• **Record extracts**:
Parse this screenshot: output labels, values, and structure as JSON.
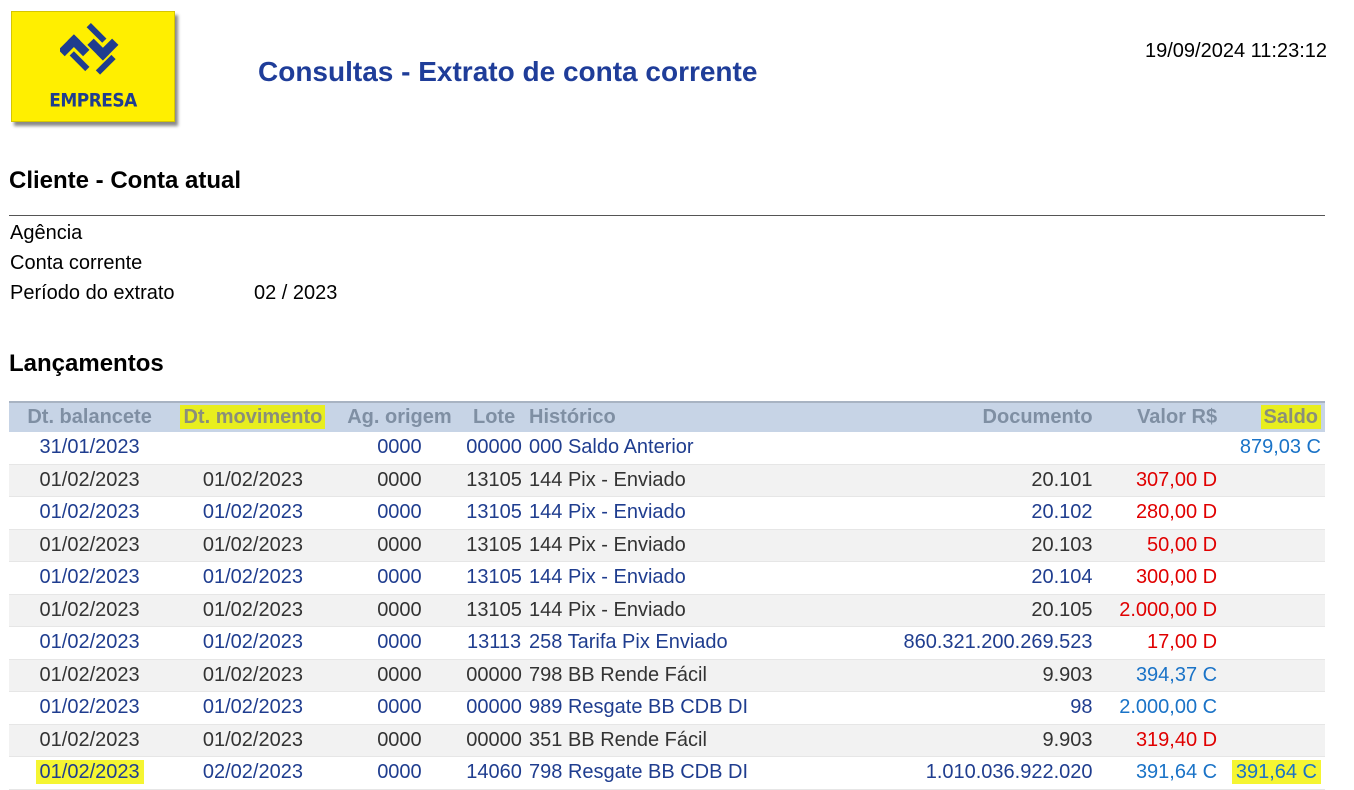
{
  "header": {
    "logo_text": "EMPRESA",
    "title": "Consultas - Extrato de conta corrente",
    "datetime": "19/09/2024 11:23:12"
  },
  "client": {
    "heading": "Cliente - Conta atual",
    "agencia_label": "Agência",
    "conta_label": "Conta corrente",
    "periodo_label": "Período do extrato",
    "periodo_value": "02 / 2023"
  },
  "lancamentos": {
    "heading": "Lançamentos",
    "columns": [
      "Dt. balancete",
      "Dt. movimento",
      "Ag. origem",
      "Lote",
      "Histórico",
      "Documento",
      "Valor R$",
      "Saldo"
    ],
    "rows": [
      {
        "dt_balancete": "31/01/2023",
        "dt_movimento": "",
        "ag_origem": "0000",
        "lote": "00000",
        "historico": "000 Saldo Anterior",
        "documento": "",
        "valor": "",
        "saldo": "879,03 C"
      },
      {
        "dt_balancete": "01/02/2023",
        "dt_movimento": "01/02/2023",
        "ag_origem": "0000",
        "lote": "13105",
        "historico": "144 Pix - Enviado",
        "documento": "20.101",
        "valor": "307,00 D",
        "saldo": ""
      },
      {
        "dt_balancete": "01/02/2023",
        "dt_movimento": "01/02/2023",
        "ag_origem": "0000",
        "lote": "13105",
        "historico": "144 Pix - Enviado",
        "documento": "20.102",
        "valor": "280,00 D",
        "saldo": ""
      },
      {
        "dt_balancete": "01/02/2023",
        "dt_movimento": "01/02/2023",
        "ag_origem": "0000",
        "lote": "13105",
        "historico": "144 Pix - Enviado",
        "documento": "20.103",
        "valor": "50,00 D",
        "saldo": ""
      },
      {
        "dt_balancete": "01/02/2023",
        "dt_movimento": "01/02/2023",
        "ag_origem": "0000",
        "lote": "13105",
        "historico": "144 Pix - Enviado",
        "documento": "20.104",
        "valor": "300,00 D",
        "saldo": ""
      },
      {
        "dt_balancete": "01/02/2023",
        "dt_movimento": "01/02/2023",
        "ag_origem": "0000",
        "lote": "13105",
        "historico": "144 Pix - Enviado",
        "documento": "20.105",
        "valor": "2.000,00 D",
        "saldo": ""
      },
      {
        "dt_balancete": "01/02/2023",
        "dt_movimento": "01/02/2023",
        "ag_origem": "0000",
        "lote": "13113",
        "historico": "258 Tarifa Pix Enviado",
        "documento": "860.321.200.269.523",
        "valor": "17,00 D",
        "saldo": ""
      },
      {
        "dt_balancete": "01/02/2023",
        "dt_movimento": "01/02/2023",
        "ag_origem": "0000",
        "lote": "00000",
        "historico": "798 BB Rende Fácil",
        "documento": "9.903",
        "valor": "394,37 C",
        "saldo": ""
      },
      {
        "dt_balancete": "01/02/2023",
        "dt_movimento": "01/02/2023",
        "ag_origem": "0000",
        "lote": "00000",
        "historico": "989 Resgate BB CDB DI",
        "documento": "98",
        "valor": "2.000,00 C",
        "saldo": ""
      },
      {
        "dt_balancete": "01/02/2023",
        "dt_movimento": "01/02/2023",
        "ag_origem": "0000",
        "lote": "00000",
        "historico": "351 BB Rende Fácil",
        "documento": "9.903",
        "valor": "319,40 D",
        "saldo": ""
      },
      {
        "dt_balancete": "01/02/2023",
        "dt_movimento": "02/02/2023",
        "ag_origem": "0000",
        "lote": "14060",
        "historico": "798 Resgate BB CDB DI",
        "documento": "1.010.036.922.020",
        "valor": "391,64 C",
        "saldo": "391,64 C"
      }
    ]
  },
  "colors": {
    "title_blue": "#1f3d99",
    "logo_yellow": "#ffef00",
    "debit_red": "#e00000",
    "credit_blue": "#1a73c7",
    "header_bg": "#c7d4e6",
    "highlight_yellow": "#f5f532"
  },
  "icons": {
    "logo": "banco-do-brasil-logo-icon"
  }
}
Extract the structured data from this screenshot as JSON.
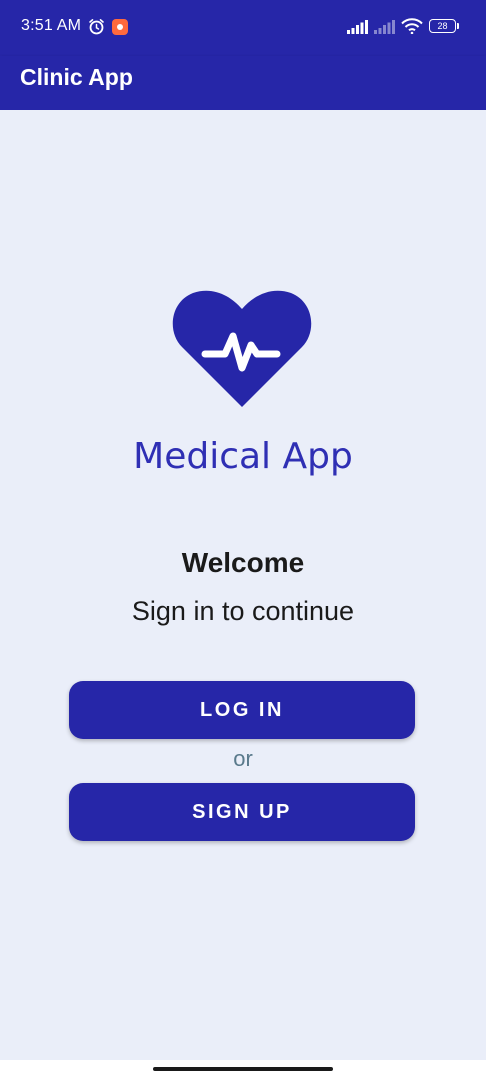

• **Requirement**:
Copy out the records above in full, exactly as written, but not the pictures.

• **The result**:
Parse this screenshot: output labels, values, and structure as JSON.
{
  "header": {
    "logo_text": "EMPRESA",
    "title": "Consultas - Extrato de conta corrente",
    "datetime": "19/09/2024 11:23:12"
  },
  "client": {
    "heading": "Cliente - Conta atual",
    "agencia_label": "Agência",
    "conta_label": "Conta corrente",
    "periodo_label": "Período do extrato",
    "periodo_value": "02 / 2023"
  },
  "lancamentos": {
    "heading": "Lançamentos",
    "columns": [
      "Dt. balancete",
      "Dt. movimento",
      "Ag. origem",
      "Lote",
      "Histórico",
      "Documento",
      "Valor R$",
      "Saldo"
    ],
    "rows": [
      {
        "dt_balancete": "31/01/2023",
        "dt_movimento": "",
        "ag_origem": "0000",
        "lote": "00000",
        "historico": "000 Saldo Anterior",
        "documento": "",
        "valor": "",
        "saldo": "879,03 C"
      },
      {
        "dt_balancete": "01/02/2023",
        "dt_movimento": "01/02/2023",
        "ag_origem": "0000",
        "lote": "13105",
        "historico": "144 Pix - Enviado",
        "documento": "20.101",
        "valor": "307,00 D",
        "saldo": ""
      },
      {
        "dt_balancete": "01/02/2023",
        "dt_movimento": "01/02/2023",
        "ag_origem": "0000",
        "lote": "13105",
        "historico": "144 Pix - Enviado",
        "documento": "20.102",
        "valor": "280,00 D",
        "saldo": ""
      },
      {
        "dt_balancete": "01/02/2023",
        "dt_movimento": "01/02/2023",
        "ag_origem": "0000",
        "lote": "13105",
        "historico": "144 Pix - Enviado",
        "documento": "20.103",
        "valor": "50,00 D",
        "saldo": ""
      },
      {
        "dt_balancete": "01/02/2023",
        "dt_movimento": "01/02/2023",
        "ag_origem": "0000",
        "lote": "13105",
        "historico": "144 Pix - Enviado",
        "documento": "20.104",
        "valor": "300,00 D",
        "saldo": ""
      },
      {
        "dt_balancete": "01/02/2023",
        "dt_movimento": "01/02/2023",
        "ag_origem": "0000",
        "lote": "13105",
        "historico": "144 Pix - Enviado",
        "documento": "20.105",
        "valor": "2.000,00 D",
        "saldo": ""
      },
      {
        "dt_balancete": "01/02/2023",
        "dt_movimento": "01/02/2023",
        "ag_origem": "0000",
        "lote": "13113",
        "historico": "258 Tarifa Pix Enviado",
        "documento": "860.321.200.269.523",
        "valor": "17,00 D",
        "saldo": ""
      },
      {
        "dt_balancete": "01/02/2023",
        "dt_movimento": "01/02/2023",
        "ag_origem": "0000",
        "lote": "00000",
        "historico": "798 BB Rende Fácil",
        "documento": "9.903",
        "valor": "394,37 C",
        "saldo": ""
      },
      {
        "dt_balancete": "01/02/2023",
        "dt_movimento": "01/02/2023",
        "ag_origem": "0000",
        "lote": "00000",
        "historico": "989 Resgate BB CDB DI",
        "documento": "98",
        "valor": "2.000,00 C",
        "saldo": ""
      },
      {
        "dt_balancete": "01/02/2023",
        "dt_movimento": "01/02/2023",
        "ag_origem": "0000",
        "lote": "00000",
        "historico": "351 BB Rende Fácil",
        "documento": "9.903",
        "valor": "319,40 D",
        "saldo": ""
      },
      {
        "dt_balancete": "01/02/2023",
        "dt_movimento": "02/02/2023",
        "ag_origem": "0000",
        "lote": "14060",
        "historico": "798 Resgate BB CDB DI",
        "documento": "1.010.036.922.020",
        "valor": "391,64 C",
        "saldo": "391,64 C"
      }
    ]
  },
  "colors": {
    "title_blue": "#1f3d99",
    "logo_yellow": "#ffef00",
    "debit_red": "#e00000",
    "credit_blue": "#1a73c7",
    "header_bg": "#c7d4e6",
    "highlight_yellow": "#f5f532"
  },
  "icons": {
    "logo": "banco-do-brasil-logo-icon"
  }
}
Extract the structured data from this screenshot as JSON.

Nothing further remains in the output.